* Saved entries:
○ ○ ○
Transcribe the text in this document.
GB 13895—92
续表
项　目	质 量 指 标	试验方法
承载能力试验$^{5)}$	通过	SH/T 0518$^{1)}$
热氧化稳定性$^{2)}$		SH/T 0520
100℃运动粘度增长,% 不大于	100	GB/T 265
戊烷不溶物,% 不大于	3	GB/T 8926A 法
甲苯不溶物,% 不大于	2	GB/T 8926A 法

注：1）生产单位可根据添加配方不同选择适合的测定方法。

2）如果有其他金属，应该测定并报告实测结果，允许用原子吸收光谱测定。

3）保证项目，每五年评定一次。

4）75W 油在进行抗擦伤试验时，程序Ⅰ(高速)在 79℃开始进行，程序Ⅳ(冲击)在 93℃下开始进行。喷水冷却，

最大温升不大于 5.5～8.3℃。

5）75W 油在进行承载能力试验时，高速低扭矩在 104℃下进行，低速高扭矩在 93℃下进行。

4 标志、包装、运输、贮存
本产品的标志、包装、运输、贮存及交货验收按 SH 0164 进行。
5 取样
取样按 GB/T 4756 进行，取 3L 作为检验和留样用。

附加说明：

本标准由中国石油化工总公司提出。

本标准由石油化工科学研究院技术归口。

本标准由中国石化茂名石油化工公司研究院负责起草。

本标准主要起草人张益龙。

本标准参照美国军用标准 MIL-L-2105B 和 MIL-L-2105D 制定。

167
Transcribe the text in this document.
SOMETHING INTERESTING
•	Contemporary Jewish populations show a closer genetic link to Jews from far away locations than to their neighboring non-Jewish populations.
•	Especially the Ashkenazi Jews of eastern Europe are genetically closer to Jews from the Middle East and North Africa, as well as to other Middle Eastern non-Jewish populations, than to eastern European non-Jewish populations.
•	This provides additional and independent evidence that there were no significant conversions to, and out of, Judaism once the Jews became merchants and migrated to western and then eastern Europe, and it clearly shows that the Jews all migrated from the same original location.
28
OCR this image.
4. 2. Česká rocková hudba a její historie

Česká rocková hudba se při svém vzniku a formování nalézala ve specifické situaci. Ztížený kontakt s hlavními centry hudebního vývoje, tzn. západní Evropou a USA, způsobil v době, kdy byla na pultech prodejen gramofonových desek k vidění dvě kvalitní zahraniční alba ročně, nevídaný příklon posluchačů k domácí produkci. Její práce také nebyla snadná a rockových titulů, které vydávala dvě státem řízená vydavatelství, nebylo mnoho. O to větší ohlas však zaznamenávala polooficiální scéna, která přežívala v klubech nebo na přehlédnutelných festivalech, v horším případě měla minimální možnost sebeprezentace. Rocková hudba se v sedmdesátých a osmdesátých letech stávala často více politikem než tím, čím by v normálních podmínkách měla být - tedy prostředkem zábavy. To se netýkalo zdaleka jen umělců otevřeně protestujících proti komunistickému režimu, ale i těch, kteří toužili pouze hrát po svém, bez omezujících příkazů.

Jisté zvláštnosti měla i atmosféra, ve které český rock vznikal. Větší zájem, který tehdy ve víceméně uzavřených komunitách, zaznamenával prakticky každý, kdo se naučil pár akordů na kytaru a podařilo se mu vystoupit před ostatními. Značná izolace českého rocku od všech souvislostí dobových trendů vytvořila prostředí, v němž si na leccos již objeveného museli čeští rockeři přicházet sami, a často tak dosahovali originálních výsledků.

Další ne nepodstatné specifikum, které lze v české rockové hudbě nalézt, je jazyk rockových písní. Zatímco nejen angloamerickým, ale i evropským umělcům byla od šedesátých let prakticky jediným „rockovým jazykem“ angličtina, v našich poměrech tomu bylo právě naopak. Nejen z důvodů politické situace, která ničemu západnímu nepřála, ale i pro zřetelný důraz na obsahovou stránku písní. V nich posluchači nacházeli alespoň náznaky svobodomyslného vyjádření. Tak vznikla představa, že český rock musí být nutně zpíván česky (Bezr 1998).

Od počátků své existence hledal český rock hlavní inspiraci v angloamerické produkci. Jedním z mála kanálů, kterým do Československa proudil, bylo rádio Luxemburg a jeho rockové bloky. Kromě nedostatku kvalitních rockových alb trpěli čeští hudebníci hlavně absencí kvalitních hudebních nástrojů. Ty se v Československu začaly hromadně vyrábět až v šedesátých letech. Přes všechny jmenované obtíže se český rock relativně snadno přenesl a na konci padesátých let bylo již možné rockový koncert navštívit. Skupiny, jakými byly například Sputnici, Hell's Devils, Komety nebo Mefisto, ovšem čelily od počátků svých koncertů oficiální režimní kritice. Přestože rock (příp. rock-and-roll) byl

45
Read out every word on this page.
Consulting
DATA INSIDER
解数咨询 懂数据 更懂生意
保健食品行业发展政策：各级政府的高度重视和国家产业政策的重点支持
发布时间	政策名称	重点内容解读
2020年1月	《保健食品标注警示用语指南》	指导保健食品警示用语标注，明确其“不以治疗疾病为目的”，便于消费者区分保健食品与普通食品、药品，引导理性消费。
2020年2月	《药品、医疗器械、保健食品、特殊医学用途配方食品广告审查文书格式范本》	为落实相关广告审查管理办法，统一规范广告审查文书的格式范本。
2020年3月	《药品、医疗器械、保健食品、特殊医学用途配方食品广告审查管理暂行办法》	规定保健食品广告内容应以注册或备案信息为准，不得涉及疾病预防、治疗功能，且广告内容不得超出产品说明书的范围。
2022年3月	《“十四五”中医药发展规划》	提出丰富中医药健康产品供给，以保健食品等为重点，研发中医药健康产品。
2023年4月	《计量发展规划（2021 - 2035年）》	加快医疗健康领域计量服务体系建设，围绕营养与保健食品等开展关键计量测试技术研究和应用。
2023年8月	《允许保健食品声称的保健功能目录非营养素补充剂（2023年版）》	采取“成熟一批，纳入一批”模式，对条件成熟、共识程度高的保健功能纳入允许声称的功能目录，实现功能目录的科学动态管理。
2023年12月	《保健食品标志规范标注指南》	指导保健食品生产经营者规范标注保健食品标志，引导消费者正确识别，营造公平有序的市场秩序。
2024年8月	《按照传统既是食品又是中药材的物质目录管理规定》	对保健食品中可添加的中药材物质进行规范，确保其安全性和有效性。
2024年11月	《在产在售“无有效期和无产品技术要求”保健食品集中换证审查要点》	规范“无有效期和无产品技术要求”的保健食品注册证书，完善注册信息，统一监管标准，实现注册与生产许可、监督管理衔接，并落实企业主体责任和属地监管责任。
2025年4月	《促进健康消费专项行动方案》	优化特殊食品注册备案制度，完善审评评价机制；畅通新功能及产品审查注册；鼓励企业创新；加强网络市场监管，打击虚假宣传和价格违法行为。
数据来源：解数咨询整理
○ ○ ○
* Aim of the exercise:
Report each line of the material above where the word "Jewish" appears.

* Finished exercise:
•	Contemporary Jewish populations show a closer genetic link to Jews from far away locations than to their neighboring non-Jewish populations.
•	Especially the Ashkenazi Jews of eastern Europe are genetically closer to Jews from the Middle East and North Africa, as well as to other Middle Eastern non-Jewish populations, than to eastern European non-Jewish populations.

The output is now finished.